Dataset items:
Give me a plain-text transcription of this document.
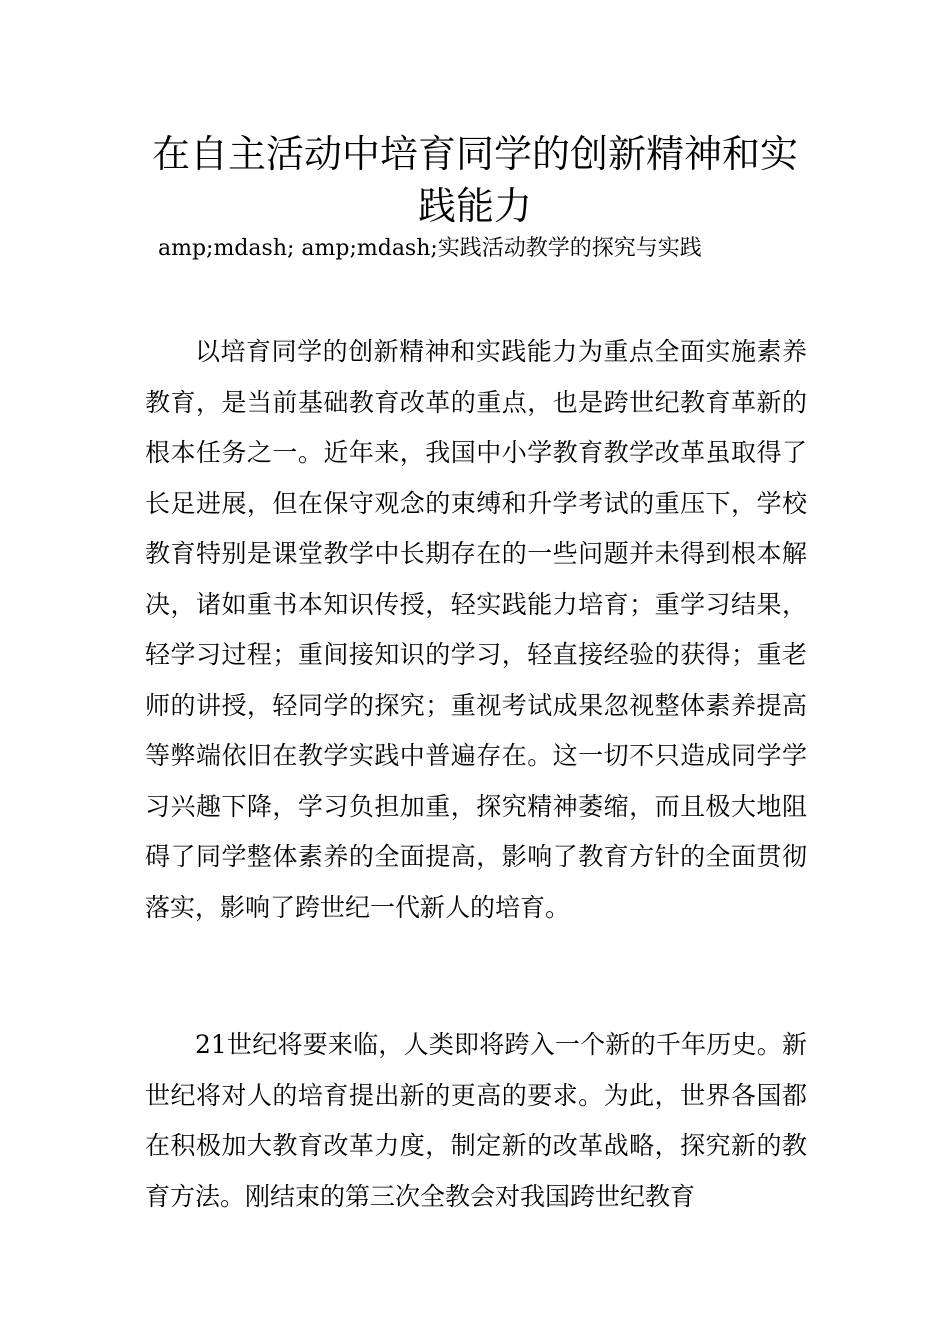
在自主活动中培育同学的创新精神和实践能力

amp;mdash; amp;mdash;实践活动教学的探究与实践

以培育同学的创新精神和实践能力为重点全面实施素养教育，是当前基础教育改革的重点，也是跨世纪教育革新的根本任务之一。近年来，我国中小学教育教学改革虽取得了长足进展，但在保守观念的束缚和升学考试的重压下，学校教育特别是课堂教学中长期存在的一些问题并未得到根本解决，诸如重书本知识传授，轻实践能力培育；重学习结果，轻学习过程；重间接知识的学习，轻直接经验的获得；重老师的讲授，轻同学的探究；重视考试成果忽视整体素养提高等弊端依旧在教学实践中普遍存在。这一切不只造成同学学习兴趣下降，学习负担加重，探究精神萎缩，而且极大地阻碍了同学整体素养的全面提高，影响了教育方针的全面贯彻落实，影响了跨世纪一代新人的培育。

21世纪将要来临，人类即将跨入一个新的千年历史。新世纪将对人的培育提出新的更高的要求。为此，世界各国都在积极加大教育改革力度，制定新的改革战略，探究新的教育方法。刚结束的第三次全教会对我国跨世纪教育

» **AIM**:
Without the pictures, copy the material exactly as given.

» **TASK OUTPUT**:
Give me a plain-text transcription of this document.
在自主活动中培育同学的创新精神和实践能力

amp;mdash; amp;mdash;实践活动教学的探究与实践

以培育同学的创新精神和实践能力为重点全面实施素养教育，是当前基础教育改革的重点，也是跨世纪教育革新的根本任务之一。近年来，我国中小学教育教学改革虽取得了长足进展，但在保守观念的束缚和升学考试的重压下，学校教育特别是课堂教学中长期存在的一些问题并未得到根本解决，诸如重书本知识传授，轻实践能力培育；重学习结果，轻学习过程；重间接知识的学习，轻直接经验的获得；重老师的讲授，轻同学的探究；重视考试成果忽视整体素养提高等弊端依旧在教学实践中普遍存在。这一切不只造成同学学习兴趣下降，学习负担加重，探究精神萎缩，而且极大地阻碍了同学整体素养的全面提高，影响了教育方针的全面贯彻落实，影响了跨世纪一代新人的培育。

21世纪将要来临，人类即将跨入一个新的千年历史。新世纪将对人的培育提出新的更高的要求。为此，世界各国都在积极加大教育改革力度，制定新的改革战略，探究新的教育方法。刚结束的第三次全教会对我国跨世纪教育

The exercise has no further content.